Dataset items:

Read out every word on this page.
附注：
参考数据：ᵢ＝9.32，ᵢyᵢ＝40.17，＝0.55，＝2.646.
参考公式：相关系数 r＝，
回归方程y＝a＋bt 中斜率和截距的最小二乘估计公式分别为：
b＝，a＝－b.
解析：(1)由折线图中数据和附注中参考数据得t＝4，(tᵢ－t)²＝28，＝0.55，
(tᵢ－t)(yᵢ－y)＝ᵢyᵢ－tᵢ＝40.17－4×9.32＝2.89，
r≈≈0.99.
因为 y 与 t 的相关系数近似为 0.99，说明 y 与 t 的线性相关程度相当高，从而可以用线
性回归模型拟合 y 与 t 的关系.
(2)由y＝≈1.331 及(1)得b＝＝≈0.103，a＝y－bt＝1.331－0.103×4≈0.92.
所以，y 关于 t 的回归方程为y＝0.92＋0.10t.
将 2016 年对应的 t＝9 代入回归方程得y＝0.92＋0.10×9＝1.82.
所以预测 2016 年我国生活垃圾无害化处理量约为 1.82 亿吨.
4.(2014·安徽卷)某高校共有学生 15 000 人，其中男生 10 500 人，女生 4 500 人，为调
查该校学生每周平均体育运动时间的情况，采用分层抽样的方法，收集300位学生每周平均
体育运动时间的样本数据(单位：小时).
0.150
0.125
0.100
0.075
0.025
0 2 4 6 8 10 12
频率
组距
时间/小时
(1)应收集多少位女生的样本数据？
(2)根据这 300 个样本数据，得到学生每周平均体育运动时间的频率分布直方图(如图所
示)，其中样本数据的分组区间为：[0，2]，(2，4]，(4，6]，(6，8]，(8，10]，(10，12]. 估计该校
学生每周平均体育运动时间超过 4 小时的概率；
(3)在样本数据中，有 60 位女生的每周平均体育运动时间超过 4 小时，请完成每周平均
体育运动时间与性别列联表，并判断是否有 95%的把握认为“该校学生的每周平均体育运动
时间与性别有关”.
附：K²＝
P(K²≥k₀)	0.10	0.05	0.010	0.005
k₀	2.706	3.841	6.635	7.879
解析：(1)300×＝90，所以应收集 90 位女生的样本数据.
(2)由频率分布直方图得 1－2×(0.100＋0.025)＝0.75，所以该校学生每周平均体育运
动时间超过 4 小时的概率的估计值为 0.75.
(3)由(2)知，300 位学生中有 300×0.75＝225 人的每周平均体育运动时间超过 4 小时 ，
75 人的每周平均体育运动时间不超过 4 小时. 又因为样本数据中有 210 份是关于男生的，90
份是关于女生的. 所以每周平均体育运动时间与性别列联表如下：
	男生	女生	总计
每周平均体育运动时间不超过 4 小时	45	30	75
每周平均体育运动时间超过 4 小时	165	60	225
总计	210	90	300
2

Work to be completed
Write the entries again, exactly as they stand.

The solution
Read out every word on this page.
附注：
参考数据：ᵢ＝9.32，ᵢyᵢ＝40.17，＝0.55，＝2.646.
参考公式：相关系数 r＝，
回归方程y＝a＋bt 中斜率和截距的最小二乘估计公式分别为：
b＝，a＝－b.
解析：(1)由折线图中数据和附注中参考数据得t＝4，(tᵢ－t)²＝28，＝0.55，
(tᵢ－t)(yᵢ－y)＝ᵢyᵢ－tᵢ＝40.17－4×9.32＝2.89，
r≈≈0.99.
因为 y 与 t 的相关系数近似为 0.99，说明 y 与 t 的线性相关程度相当高，从而可以用线
性回归模型拟合 y 与 t 的关系.
(2)由y＝≈1.331 及(1)得b＝＝≈0.103，a＝y－bt＝1.331－0.103×4≈0.92.
所以，y 关于 t 的回归方程为y＝0.92＋0.10t.
将 2016 年对应的 t＝9 代入回归方程得y＝0.92＋0.10×9＝1.82.
所以预测 2016 年我国生活垃圾无害化处理量约为 1.82 亿吨.
4.(2014·安徽卷)某高校共有学生 15 000 人，其中男生 10 500 人，女生 4 500 人，为调
查该校学生每周平均体育运动时间的情况，采用分层抽样的方法，收集300位学生每周平均
体育运动时间的样本数据(单位：小时).
0.150
0.125
0.100
0.075
0.025
0 2 4 6 8 10 12
频率
组距
时间/小时
(1)应收集多少位女生的样本数据？
(2)根据这 300 个样本数据，得到学生每周平均体育运动时间的频率分布直方图(如图所
示)，其中样本数据的分组区间为：[0，2]，(2，4]，(4，6]，(6，8]，(8，10]，(10，12]. 估计该校
学生每周平均体育运动时间超过 4 小时的概率；
(3)在样本数据中，有 60 位女生的每周平均体育运动时间超过 4 小时，请完成每周平均
体育运动时间与性别列联表，并判断是否有 95%的把握认为“该校学生的每周平均体育运动
时间与性别有关”.
附：K²＝
P(K²≥k₀)	0.10	0.05	0.010	0.005
k₀	2.706	3.841	6.635	7.879
解析：(1)300×＝90，所以应收集 90 位女生的样本数据.
(2)由频率分布直方图得 1－2×(0.100＋0.025)＝0.75，所以该校学生每周平均体育运
动时间超过 4 小时的概率的估计值为 0.75.
(3)由(2)知，300 位学生中有 300×0.75＝225 人的每周平均体育运动时间超过 4 小时 ，
75 人的每周平均体育运动时间不超过 4 小时. 又因为样本数据中有 210 份是关于男生的，90
份是关于女生的. 所以每周平均体育运动时间与性别列联表如下：
	男生	女生	总计
每周平均体育运动时间不超过 4 小时	45	30	75
每周平均体育运动时间超过 4 小时	165	60	225
总计	210	90	300
2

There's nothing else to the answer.